DATA FOR PROCESSING —
## begin

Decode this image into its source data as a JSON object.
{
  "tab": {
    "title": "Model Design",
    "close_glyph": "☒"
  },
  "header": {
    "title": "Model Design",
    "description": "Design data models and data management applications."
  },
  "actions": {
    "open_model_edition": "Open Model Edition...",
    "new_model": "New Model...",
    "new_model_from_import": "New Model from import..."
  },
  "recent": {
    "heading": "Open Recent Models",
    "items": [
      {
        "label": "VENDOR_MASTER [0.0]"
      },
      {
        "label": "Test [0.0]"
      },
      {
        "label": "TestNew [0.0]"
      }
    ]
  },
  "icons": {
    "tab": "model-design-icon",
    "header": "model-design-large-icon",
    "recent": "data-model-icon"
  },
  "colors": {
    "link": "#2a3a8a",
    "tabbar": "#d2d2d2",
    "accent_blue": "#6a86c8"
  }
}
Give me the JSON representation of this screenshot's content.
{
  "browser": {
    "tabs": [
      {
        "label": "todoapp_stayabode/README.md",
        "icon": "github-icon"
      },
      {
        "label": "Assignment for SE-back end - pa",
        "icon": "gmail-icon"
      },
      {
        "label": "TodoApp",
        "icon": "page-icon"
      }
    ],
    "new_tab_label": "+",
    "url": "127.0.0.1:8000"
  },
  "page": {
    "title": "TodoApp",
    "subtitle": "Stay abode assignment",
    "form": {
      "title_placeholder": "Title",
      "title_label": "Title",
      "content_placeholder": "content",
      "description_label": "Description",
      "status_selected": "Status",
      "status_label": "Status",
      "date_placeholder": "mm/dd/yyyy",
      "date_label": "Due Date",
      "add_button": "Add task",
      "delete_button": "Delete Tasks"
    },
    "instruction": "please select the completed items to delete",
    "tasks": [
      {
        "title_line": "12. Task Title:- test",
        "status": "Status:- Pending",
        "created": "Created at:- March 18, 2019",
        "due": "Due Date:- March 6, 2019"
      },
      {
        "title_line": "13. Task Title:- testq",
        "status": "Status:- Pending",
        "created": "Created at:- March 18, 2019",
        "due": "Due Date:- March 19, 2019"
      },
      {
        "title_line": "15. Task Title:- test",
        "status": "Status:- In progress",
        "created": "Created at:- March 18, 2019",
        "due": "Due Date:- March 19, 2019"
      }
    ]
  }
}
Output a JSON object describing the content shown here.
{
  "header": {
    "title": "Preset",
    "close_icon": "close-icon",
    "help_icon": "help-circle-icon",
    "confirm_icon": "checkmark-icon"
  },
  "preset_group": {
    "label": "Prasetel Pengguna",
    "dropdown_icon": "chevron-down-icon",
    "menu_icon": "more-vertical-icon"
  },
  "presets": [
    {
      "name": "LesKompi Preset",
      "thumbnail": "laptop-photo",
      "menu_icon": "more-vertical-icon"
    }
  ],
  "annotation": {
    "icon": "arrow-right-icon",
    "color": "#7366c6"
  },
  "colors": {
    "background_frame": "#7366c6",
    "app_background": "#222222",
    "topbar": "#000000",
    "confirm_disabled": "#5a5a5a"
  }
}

## end

Produce a verbatim transcription of the entries above.

Decode this image into its source data as a JSON object.
{
  "tab": {
    "title": "Model Design",
    "close_glyph": "☒"
  },
  "header": {
    "title": "Model Design",
    "description": "Design data models and data management applications."
  },
  "actions": {
    "open_model_edition": "Open Model Edition...",
    "new_model": "New Model...",
    "new_model_from_import": "New Model from import..."
  },
  "recent": {
    "heading": "Open Recent Models",
    "items": [
      {
        "label": "VENDOR_MASTER [0.0]"
      },
      {
        "label": "Test [0.0]"
      },
      {
        "label": "TestNew [0.0]"
      }
    ]
  },
  "icons": {
    "tab": "model-design-icon",
    "header": "model-design-large-icon",
    "recent": "data-model-icon"
  },
  "colors": {
    "link": "#2a3a8a",
    "tabbar": "#d2d2d2",
    "accent_blue": "#6a86c8"
  }
}
Give me the JSON representation of this screenshot's content.
{
  "browser": {
    "tabs": [
      {
        "label": "todoapp_stayabode/README.md",
        "icon": "github-icon"
      },
      {
        "label": "Assignment for SE-back end - pa",
        "icon": "gmail-icon"
      },
      {
        "label": "TodoApp",
        "icon": "page-icon"
      }
    ],
    "new_tab_label": "+",
    "url": "127.0.0.1:8000"
  },
  "page": {
    "title": "TodoApp",
    "subtitle": "Stay abode assignment",
    "form": {
      "title_placeholder": "Title",
      "title_label": "Title",
      "content_placeholder": "content",
      "description_label": "Description",
      "status_selected": "Status",
      "status_label": "Status",
      "date_placeholder": "mm/dd/yyyy",
      "date_label": "Due Date",
      "add_button": "Add task",
      "delete_button": "Delete Tasks"
    },
    "instruction": "please select the completed items to delete",
    "tasks": [
      {
        "title_line": "12. Task Title:- test",
        "status": "Status:- Pending",
        "created": "Created at:- March 18, 2019",
        "due": "Due Date:- March 6, 2019"
      },
      {
        "title_line": "13. Task Title:- testq",
        "status": "Status:- Pending",
        "created": "Created at:- March 18, 2019",
        "due": "Due Date:- March 19, 2019"
      },
      {
        "title_line": "15. Task Title:- test",
        "status": "Status:- In progress",
        "created": "Created at:- March 18, 2019",
        "due": "Due Date:- March 19, 2019"
      }
    ]
  }
}
Output a JSON object describing the content shown here.
{
  "header": {
    "title": "Preset",
    "close_icon": "close-icon",
    "help_icon": "help-circle-icon",
    "confirm_icon": "checkmark-icon"
  },
  "preset_group": {
    "label": "Prasetel Pengguna",
    "dropdown_icon": "chevron-down-icon",
    "menu_icon": "more-vertical-icon"
  },
  "presets": [
    {
      "name": "LesKompi Preset",
      "thumbnail": "laptop-photo",
      "menu_icon": "more-vertical-icon"
    }
  ],
  "annotation": {
    "icon": "arrow-right-icon",
    "color": "#7366c6"
  },
  "colors": {
    "background_frame": "#7366c6",
    "app_background": "#222222",
    "topbar": "#000000",
    "confirm_disabled": "#5a5a5a"
  }
}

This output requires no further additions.